- To do -
Find each line with the word "subtitle" and copy it.

[Some records]

— START —

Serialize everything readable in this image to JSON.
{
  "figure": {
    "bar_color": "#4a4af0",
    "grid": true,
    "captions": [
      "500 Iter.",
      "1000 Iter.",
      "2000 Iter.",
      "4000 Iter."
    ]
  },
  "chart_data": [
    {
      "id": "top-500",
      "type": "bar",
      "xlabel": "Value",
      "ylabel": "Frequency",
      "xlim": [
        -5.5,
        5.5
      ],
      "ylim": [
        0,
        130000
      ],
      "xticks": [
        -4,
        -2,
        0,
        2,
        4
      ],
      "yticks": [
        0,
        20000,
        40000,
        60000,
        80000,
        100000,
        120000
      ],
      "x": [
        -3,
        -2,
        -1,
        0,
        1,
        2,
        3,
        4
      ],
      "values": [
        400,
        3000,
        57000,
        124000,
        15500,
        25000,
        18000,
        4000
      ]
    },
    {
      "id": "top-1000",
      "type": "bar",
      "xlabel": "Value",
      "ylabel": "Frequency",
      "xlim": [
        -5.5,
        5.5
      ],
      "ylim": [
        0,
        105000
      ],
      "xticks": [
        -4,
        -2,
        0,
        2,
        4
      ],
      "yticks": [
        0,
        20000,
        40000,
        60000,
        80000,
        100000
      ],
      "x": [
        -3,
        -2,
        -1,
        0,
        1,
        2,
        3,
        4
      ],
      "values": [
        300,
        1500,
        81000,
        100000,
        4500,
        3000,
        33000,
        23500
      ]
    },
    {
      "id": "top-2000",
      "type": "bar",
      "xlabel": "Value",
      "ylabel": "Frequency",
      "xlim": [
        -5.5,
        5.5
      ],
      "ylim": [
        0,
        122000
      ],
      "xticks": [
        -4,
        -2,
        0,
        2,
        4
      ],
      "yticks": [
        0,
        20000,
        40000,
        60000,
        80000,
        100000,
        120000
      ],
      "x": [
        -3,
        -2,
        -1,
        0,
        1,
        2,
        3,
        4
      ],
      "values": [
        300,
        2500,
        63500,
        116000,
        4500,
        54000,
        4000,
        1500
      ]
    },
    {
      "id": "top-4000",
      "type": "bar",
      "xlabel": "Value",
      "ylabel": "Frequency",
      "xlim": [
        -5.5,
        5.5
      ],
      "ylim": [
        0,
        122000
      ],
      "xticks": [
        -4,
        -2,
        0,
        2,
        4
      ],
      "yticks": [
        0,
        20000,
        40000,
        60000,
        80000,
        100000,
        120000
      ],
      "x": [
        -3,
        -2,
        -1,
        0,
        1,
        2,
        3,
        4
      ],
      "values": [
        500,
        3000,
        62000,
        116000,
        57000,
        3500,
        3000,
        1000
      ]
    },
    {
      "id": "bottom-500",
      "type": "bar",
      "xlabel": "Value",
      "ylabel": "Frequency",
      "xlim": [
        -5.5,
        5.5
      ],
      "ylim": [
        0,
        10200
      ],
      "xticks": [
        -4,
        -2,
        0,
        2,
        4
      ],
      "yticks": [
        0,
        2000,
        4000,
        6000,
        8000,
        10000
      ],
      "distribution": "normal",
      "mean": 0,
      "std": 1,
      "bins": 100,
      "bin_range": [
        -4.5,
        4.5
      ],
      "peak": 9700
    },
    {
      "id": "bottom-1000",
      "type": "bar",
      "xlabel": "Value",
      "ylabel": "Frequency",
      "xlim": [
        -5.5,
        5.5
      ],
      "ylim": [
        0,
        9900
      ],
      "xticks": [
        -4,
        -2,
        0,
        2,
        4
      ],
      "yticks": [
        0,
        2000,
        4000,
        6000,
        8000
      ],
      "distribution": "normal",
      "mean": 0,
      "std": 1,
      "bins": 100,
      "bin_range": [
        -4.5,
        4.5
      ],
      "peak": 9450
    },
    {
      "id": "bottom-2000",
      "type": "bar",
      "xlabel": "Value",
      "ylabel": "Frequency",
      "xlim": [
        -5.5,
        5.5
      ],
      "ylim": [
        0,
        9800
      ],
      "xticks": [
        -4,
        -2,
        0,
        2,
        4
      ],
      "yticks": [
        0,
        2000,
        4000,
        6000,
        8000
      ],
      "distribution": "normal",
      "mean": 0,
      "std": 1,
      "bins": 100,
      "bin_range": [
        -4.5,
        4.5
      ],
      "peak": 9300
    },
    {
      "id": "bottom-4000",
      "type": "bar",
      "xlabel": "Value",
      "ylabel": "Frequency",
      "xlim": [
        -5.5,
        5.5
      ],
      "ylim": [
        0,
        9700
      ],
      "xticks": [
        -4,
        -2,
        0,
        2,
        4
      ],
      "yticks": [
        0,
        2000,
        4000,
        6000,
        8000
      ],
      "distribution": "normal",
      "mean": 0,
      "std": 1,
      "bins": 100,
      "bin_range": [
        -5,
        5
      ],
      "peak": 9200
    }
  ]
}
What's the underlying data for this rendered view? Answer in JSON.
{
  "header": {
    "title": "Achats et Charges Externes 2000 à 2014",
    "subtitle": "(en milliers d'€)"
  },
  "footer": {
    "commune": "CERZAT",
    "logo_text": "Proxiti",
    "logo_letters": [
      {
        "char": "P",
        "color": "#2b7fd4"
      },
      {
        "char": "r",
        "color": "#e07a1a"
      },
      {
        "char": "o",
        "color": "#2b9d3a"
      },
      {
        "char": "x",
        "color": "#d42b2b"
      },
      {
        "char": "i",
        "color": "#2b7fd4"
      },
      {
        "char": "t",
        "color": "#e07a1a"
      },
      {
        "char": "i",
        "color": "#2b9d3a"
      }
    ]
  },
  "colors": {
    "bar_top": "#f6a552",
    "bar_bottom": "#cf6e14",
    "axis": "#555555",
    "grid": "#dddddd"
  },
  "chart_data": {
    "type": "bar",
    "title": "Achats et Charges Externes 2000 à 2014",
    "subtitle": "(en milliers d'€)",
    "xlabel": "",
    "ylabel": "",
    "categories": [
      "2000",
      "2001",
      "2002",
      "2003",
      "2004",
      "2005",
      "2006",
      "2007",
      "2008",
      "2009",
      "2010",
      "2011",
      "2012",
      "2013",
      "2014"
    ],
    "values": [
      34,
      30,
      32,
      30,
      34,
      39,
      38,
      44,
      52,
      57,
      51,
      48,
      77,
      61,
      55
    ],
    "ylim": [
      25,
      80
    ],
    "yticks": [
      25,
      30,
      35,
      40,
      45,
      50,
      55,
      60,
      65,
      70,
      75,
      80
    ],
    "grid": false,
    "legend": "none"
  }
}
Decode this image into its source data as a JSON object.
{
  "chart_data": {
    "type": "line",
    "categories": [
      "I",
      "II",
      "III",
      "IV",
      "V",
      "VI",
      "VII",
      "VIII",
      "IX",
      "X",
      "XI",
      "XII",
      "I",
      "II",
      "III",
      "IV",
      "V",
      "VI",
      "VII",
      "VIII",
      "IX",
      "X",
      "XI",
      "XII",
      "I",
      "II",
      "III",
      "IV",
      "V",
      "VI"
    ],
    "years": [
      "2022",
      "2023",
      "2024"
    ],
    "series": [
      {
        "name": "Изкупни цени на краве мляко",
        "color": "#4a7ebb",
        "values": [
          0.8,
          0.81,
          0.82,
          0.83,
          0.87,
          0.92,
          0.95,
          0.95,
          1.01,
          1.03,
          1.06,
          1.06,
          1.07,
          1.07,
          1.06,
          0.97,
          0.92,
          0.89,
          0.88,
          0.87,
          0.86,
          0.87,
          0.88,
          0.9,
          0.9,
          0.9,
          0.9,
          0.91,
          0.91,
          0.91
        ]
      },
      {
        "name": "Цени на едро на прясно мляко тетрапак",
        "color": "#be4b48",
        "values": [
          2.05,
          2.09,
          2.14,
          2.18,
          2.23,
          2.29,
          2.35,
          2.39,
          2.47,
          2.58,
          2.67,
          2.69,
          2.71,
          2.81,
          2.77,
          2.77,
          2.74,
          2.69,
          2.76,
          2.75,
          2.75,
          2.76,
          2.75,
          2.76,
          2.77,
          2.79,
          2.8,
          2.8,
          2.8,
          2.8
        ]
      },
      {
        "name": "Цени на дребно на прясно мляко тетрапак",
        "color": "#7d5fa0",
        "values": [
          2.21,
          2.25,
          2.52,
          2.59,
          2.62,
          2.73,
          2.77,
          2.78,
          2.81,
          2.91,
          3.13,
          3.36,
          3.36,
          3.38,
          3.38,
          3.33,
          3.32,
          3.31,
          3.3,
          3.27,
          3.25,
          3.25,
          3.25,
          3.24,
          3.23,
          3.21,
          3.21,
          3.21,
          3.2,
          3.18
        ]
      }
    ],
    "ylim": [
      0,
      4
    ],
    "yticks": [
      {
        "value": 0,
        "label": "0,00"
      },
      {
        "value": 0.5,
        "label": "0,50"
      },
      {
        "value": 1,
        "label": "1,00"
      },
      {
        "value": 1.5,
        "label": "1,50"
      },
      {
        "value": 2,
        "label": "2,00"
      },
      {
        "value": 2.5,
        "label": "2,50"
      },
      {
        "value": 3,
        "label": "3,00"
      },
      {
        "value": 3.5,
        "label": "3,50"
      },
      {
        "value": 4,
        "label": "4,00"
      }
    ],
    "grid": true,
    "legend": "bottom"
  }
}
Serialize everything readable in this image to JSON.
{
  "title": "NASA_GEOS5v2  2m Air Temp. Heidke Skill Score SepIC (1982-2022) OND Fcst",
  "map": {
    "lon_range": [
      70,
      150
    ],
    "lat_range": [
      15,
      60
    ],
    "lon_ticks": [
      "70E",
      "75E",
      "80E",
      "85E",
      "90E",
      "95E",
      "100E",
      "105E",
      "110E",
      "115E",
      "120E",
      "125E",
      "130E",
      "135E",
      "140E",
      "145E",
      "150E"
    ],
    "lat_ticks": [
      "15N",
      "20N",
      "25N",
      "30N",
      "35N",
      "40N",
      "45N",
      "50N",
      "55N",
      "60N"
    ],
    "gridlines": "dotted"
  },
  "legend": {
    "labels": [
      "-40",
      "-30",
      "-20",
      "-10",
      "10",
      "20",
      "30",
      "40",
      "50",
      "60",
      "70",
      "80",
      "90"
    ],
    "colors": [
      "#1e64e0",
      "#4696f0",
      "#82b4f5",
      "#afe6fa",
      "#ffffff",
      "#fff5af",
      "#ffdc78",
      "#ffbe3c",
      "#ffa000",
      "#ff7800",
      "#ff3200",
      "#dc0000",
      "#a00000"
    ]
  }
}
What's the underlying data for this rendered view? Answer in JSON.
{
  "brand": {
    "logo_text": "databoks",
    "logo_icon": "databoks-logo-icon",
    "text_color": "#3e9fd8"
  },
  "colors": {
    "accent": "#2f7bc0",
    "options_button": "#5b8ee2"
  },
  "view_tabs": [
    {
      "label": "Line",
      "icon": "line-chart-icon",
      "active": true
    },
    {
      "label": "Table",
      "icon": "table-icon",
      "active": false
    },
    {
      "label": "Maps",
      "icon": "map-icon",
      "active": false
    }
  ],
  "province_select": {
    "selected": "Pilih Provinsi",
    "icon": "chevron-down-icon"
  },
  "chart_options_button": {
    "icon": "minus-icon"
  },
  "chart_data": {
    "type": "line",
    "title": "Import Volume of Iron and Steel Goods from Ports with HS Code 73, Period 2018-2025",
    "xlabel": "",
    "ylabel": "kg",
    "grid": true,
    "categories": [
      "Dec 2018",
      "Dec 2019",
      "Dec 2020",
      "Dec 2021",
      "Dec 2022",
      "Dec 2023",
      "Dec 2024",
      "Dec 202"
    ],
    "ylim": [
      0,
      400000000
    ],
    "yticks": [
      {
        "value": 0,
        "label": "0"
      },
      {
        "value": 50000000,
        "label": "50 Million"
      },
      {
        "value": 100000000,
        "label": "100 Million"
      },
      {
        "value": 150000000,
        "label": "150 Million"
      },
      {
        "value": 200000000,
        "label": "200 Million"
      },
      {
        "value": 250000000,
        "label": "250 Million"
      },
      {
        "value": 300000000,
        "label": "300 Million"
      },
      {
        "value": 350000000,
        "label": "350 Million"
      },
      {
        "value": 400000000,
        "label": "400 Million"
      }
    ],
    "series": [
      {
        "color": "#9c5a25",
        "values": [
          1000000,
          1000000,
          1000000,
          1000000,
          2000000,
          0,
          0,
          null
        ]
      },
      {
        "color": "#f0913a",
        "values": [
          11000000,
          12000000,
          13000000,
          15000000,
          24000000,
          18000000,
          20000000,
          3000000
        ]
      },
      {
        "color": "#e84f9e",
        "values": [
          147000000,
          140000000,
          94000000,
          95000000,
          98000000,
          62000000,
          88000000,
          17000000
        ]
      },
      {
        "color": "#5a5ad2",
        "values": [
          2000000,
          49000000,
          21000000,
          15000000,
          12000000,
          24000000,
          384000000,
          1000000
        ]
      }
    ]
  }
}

— END —

- Exercise output -
    "subtitle": "(en milliers d'€)"
    "subtitle": "(en milliers d'€)",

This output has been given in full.